▸ MATERIAL TO PROCESS
START

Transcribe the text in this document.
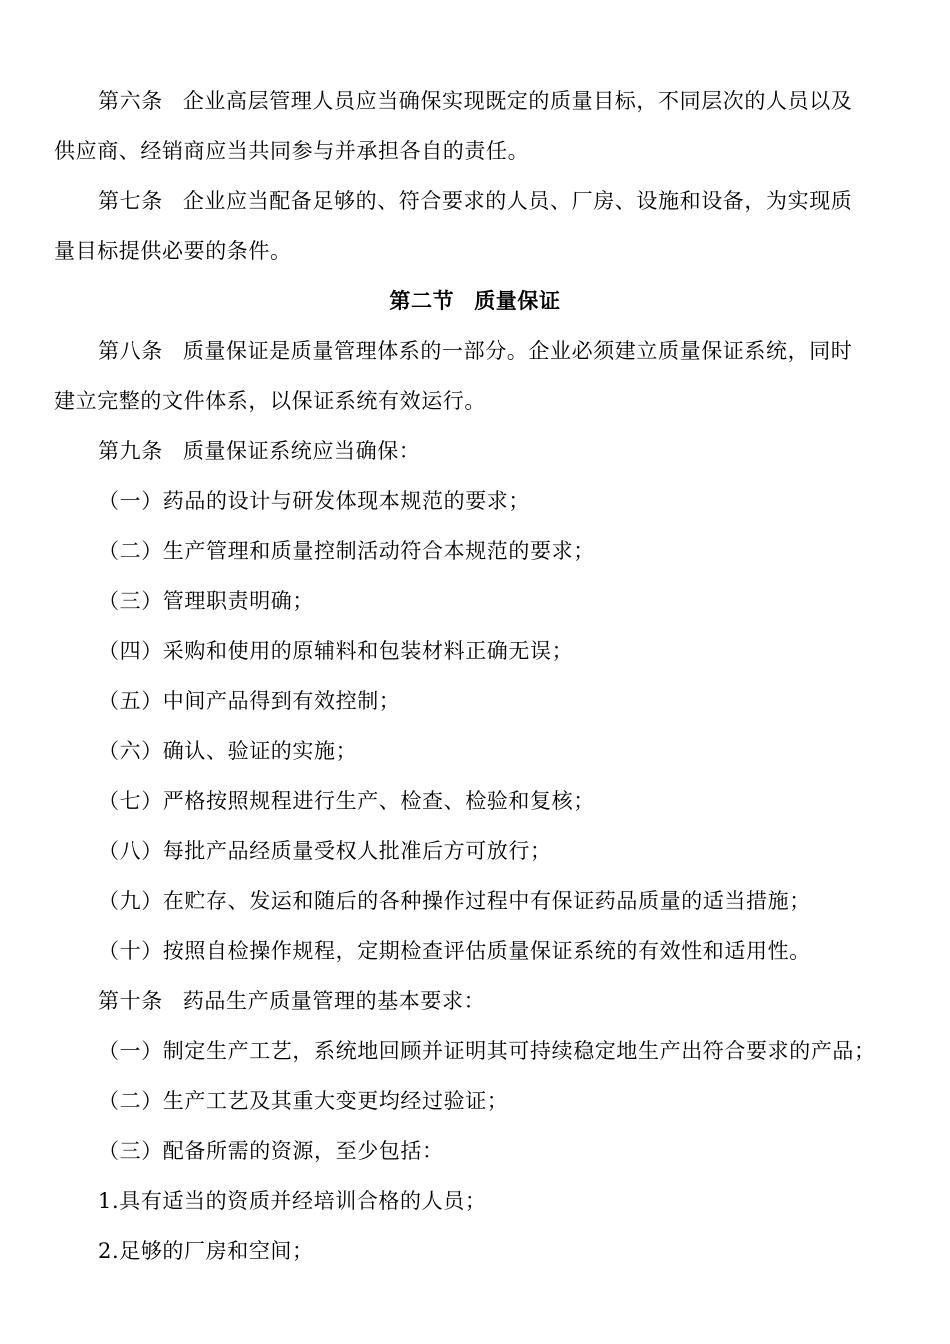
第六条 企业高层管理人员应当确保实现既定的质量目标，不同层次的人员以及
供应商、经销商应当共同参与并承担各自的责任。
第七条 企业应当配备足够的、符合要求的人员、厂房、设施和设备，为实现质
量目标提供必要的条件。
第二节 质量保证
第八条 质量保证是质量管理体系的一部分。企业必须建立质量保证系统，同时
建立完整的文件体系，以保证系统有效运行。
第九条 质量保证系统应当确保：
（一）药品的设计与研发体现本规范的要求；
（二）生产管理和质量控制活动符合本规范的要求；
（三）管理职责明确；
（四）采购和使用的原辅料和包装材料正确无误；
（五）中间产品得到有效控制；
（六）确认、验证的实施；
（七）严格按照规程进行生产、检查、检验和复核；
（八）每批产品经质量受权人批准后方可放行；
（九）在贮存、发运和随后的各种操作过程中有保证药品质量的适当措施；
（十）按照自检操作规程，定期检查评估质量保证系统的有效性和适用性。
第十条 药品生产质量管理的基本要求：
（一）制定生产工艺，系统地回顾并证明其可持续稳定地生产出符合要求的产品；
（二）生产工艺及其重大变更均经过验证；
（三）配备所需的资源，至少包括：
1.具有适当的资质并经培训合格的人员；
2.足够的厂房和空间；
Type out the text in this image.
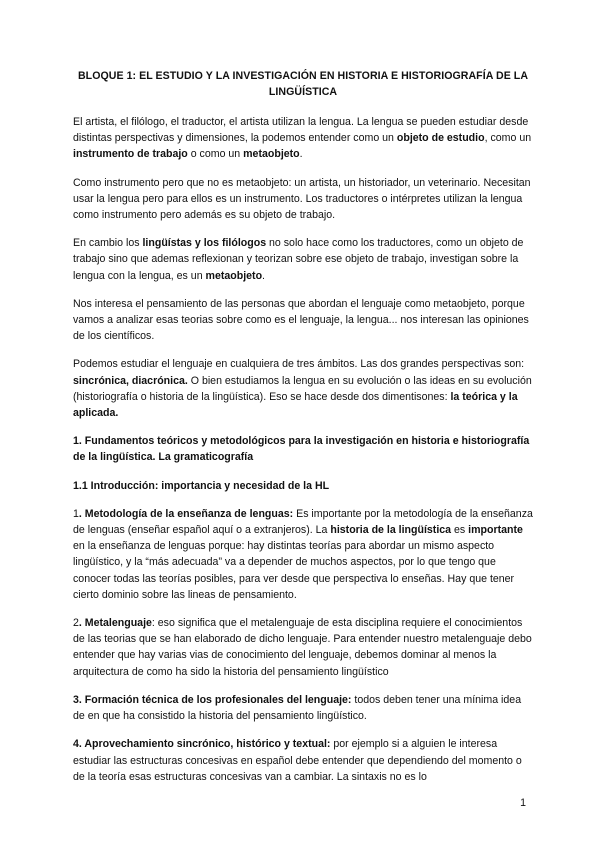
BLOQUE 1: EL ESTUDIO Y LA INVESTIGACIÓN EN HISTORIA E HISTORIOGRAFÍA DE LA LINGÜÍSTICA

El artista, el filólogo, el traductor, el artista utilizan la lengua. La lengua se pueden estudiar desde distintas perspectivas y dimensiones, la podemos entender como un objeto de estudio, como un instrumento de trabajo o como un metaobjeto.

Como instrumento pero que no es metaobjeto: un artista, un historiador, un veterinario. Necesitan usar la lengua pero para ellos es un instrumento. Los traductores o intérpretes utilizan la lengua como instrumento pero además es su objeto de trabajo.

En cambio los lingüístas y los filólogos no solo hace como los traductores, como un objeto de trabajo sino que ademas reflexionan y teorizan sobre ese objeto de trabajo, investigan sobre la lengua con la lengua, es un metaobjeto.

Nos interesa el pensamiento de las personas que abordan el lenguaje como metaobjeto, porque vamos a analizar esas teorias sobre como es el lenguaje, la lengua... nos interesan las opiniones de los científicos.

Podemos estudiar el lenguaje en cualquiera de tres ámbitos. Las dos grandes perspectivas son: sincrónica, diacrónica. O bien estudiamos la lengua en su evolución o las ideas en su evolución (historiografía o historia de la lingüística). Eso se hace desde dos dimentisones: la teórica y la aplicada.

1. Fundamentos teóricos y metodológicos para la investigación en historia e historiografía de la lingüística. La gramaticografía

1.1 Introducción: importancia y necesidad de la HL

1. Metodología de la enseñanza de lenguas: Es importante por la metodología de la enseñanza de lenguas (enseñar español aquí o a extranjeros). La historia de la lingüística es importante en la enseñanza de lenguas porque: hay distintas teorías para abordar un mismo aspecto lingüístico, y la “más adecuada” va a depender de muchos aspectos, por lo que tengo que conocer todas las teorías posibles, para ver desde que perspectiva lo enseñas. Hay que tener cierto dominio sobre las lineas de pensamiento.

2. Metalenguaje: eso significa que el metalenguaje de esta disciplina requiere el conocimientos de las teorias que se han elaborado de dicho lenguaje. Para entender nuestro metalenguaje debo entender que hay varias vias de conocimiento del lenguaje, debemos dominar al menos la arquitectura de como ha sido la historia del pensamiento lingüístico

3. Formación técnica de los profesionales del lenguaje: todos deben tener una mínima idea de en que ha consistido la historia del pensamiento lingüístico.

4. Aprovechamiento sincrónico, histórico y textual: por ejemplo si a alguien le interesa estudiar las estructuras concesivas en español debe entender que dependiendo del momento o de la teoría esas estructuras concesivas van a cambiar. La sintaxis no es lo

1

END

▸ THE PROBLEM
Return the full material word for word. Do not include the pictures.

▸ TASK RESPONSE
Transcribe the text in this document.
第六条 企业高层管理人员应当确保实现既定的质量目标，不同层次的人员以及
供应商、经销商应当共同参与并承担各自的责任。
第七条 企业应当配备足够的、符合要求的人员、厂房、设施和设备，为实现质
量目标提供必要的条件。
第二节 质量保证
第八条 质量保证是质量管理体系的一部分。企业必须建立质量保证系统，同时
建立完整的文件体系，以保证系统有效运行。
第九条 质量保证系统应当确保：
（一）药品的设计与研发体现本规范的要求；
（二）生产管理和质量控制活动符合本规范的要求；
（三）管理职责明确；
（四）采购和使用的原辅料和包装材料正确无误；
（五）中间产品得到有效控制；
（六）确认、验证的实施；
（七）严格按照规程进行生产、检查、检验和复核；
（八）每批产品经质量受权人批准后方可放行；
（九）在贮存、发运和随后的各种操作过程中有保证药品质量的适当措施；
（十）按照自检操作规程，定期检查评估质量保证系统的有效性和适用性。
第十条 药品生产质量管理的基本要求：
（一）制定生产工艺，系统地回顾并证明其可持续稳定地生产出符合要求的产品；
（二）生产工艺及其重大变更均经过验证；
（三）配备所需的资源，至少包括：
1.具有适当的资质并经培训合格的人员；
2.足够的厂房和空间；
Type out the text in this image.
BLOQUE 1: EL ESTUDIO Y LA INVESTIGACIÓN EN HISTORIA E HISTORIOGRAFÍA DE LA LINGÜÍSTICA

El artista, el filólogo, el traductor, el artista utilizan la lengua. La lengua se pueden estudiar desde distintas perspectivas y dimensiones, la podemos entender como un objeto de estudio, como un instrumento de trabajo o como un metaobjeto.

Como instrumento pero que no es metaobjeto: un artista, un historiador, un veterinario. Necesitan usar la lengua pero para ellos es un instrumento. Los traductores o intérpretes utilizan la lengua como instrumento pero además es su objeto de trabajo.

En cambio los lingüístas y los filólogos no solo hace como los traductores, como un objeto de trabajo sino que ademas reflexionan y teorizan sobre ese objeto de trabajo, investigan sobre la lengua con la lengua, es un metaobjeto.

Nos interesa el pensamiento de las personas que abordan el lenguaje como metaobjeto, porque vamos a analizar esas teorias sobre como es el lenguaje, la lengua... nos interesan las opiniones de los científicos.

Podemos estudiar el lenguaje en cualquiera de tres ámbitos. Las dos grandes perspectivas son: sincrónica, diacrónica. O bien estudiamos la lengua en su evolución o las ideas en su evolución (historiografía o historia de la lingüística). Eso se hace desde dos dimentisones: la teórica y la aplicada.

1. Fundamentos teóricos y metodológicos para la investigación en historia e historiografía de la lingüística. La gramaticografía

1.1 Introducción: importancia y necesidad de la HL

1. Metodología de la enseñanza de lenguas: Es importante por la metodología de la enseñanza de lenguas (enseñar español aquí o a extranjeros). La historia de la lingüística es importante en la enseñanza de lenguas porque: hay distintas teorías para abordar un mismo aspecto lingüístico, y la “más adecuada” va a depender de muchos aspectos, por lo que tengo que conocer todas las teorías posibles, para ver desde que perspectiva lo enseñas. Hay que tener cierto dominio sobre las lineas de pensamiento.

2. Metalenguaje: eso significa que el metalenguaje de esta disciplina requiere el conocimientos de las teorias que se han elaborado de dicho lenguaje. Para entender nuestro metalenguaje debo entender que hay varias vias de conocimiento del lenguaje, debemos dominar al menos la arquitectura de como ha sido la historia del pensamiento lingüístico

3. Formación técnica de los profesionales del lenguaje: todos deben tener una mínima idea de en que ha consistido la historia del pensamiento lingüístico.

4. Aprovechamiento sincrónico, histórico y textual: por ejemplo si a alguien le interesa estudiar las estructuras concesivas en español debe entender que dependiendo del momento o de la teoría esas estructuras concesivas van a cambiar. La sintaxis no es lo

1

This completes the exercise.